▶ **LISTING**:
◇ ◇ ◇ ◇ ◇
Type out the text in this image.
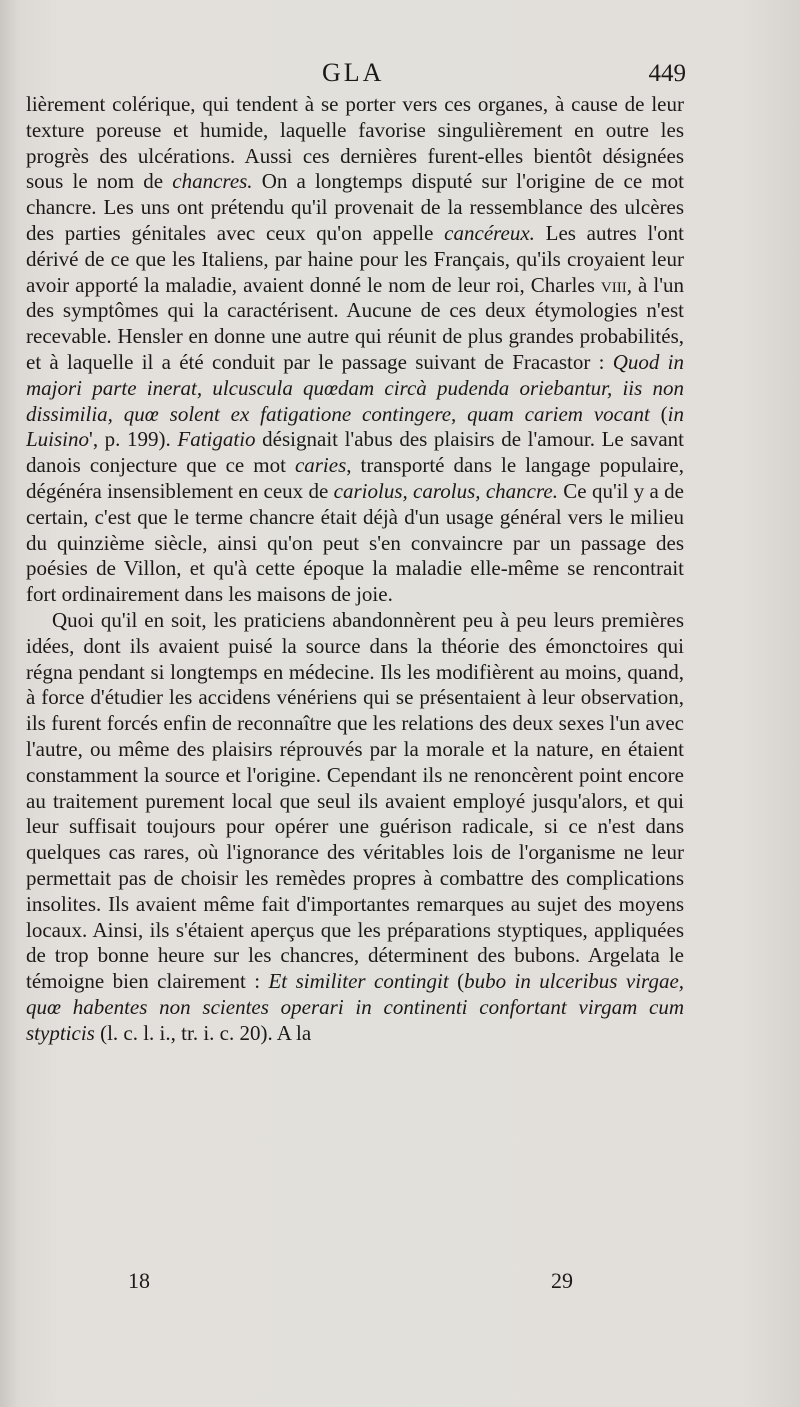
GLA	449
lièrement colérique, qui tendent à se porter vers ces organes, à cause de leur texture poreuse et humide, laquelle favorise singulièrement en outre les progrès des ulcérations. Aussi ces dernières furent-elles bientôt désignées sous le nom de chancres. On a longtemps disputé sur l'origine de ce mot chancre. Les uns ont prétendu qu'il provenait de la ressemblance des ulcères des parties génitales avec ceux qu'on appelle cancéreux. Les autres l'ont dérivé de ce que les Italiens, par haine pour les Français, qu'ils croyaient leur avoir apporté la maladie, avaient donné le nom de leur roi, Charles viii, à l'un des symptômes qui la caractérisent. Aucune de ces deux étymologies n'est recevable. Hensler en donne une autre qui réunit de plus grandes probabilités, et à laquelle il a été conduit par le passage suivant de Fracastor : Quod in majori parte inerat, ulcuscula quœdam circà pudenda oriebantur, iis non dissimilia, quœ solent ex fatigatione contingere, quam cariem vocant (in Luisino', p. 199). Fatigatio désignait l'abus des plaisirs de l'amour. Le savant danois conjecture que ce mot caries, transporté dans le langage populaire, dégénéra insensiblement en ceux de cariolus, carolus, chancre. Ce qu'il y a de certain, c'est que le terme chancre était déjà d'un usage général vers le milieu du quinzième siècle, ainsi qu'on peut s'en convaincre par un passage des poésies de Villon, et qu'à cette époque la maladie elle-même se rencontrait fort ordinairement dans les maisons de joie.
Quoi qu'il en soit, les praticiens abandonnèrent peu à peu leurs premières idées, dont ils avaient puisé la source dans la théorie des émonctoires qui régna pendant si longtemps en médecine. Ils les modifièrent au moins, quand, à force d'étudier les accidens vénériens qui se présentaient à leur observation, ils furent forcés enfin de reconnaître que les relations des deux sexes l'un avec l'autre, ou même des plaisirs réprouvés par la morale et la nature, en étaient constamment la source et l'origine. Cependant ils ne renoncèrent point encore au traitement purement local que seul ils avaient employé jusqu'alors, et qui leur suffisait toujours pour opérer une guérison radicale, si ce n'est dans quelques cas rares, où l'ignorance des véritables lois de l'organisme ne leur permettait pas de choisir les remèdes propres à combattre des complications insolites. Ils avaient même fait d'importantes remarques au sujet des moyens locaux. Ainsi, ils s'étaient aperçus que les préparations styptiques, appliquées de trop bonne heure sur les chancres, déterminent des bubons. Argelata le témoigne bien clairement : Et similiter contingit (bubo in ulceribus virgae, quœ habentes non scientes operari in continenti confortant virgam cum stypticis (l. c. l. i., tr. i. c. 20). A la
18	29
◇ ◇ ◇ ◇ ◇
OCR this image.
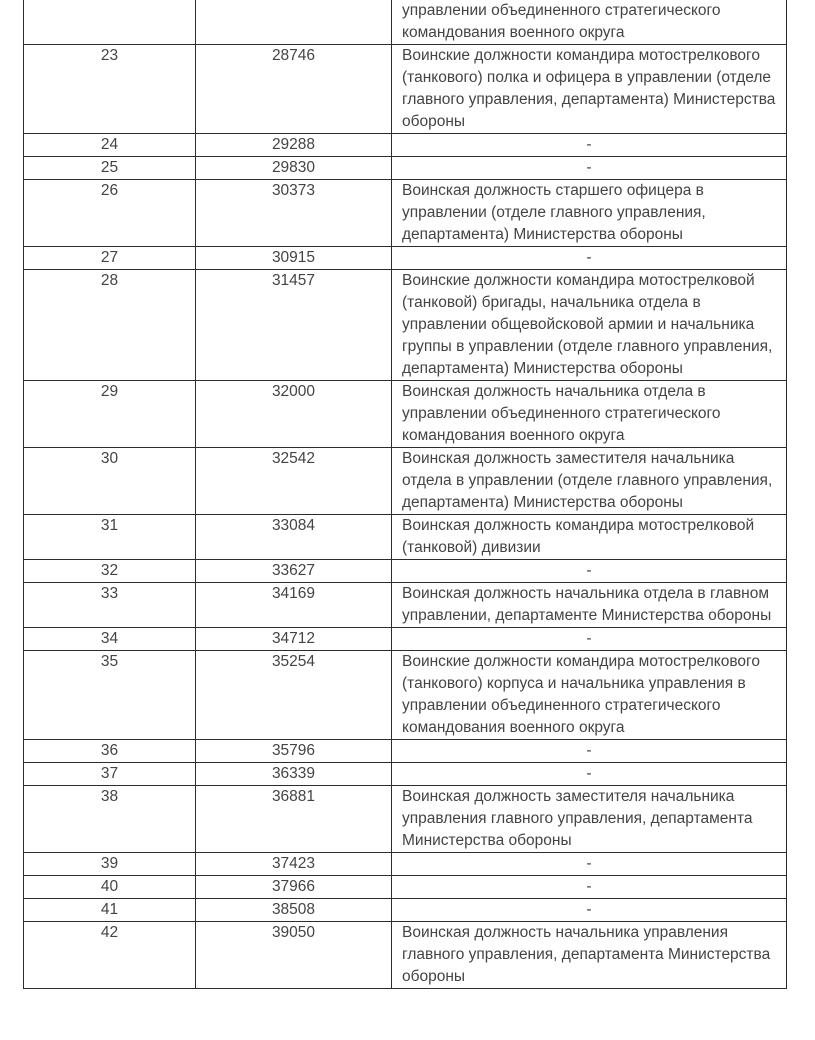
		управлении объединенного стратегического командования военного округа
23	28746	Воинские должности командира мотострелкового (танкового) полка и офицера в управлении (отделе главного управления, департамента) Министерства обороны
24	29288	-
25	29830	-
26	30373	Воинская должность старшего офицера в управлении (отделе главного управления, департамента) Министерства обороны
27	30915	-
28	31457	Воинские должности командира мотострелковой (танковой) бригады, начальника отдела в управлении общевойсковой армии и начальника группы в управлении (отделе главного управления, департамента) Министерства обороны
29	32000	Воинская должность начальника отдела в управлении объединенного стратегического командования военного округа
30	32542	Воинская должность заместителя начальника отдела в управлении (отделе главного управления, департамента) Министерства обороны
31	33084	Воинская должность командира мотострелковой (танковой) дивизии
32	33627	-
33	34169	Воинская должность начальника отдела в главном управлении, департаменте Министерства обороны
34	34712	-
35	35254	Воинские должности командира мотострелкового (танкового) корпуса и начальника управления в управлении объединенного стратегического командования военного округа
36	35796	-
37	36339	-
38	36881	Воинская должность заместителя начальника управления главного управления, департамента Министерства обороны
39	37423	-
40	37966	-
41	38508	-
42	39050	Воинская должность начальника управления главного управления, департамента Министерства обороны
◇ ◇ ◇ ◇ ◇
▶ **WHAT NEEDS TO BE DONE**: Copy out every line from the records that has the word "мотострелковой".

▶ **TASK ANSWER**:
28	31457	Воинские должности командира мотострелковой (танковой) бригады, начальника отдела в управлении общевойсковой армии и начальника группы в управлении (отделе главного управления, департамента) Министерства обороны
31	33084	Воинская должность командира мотострелковой (танковой) дивизии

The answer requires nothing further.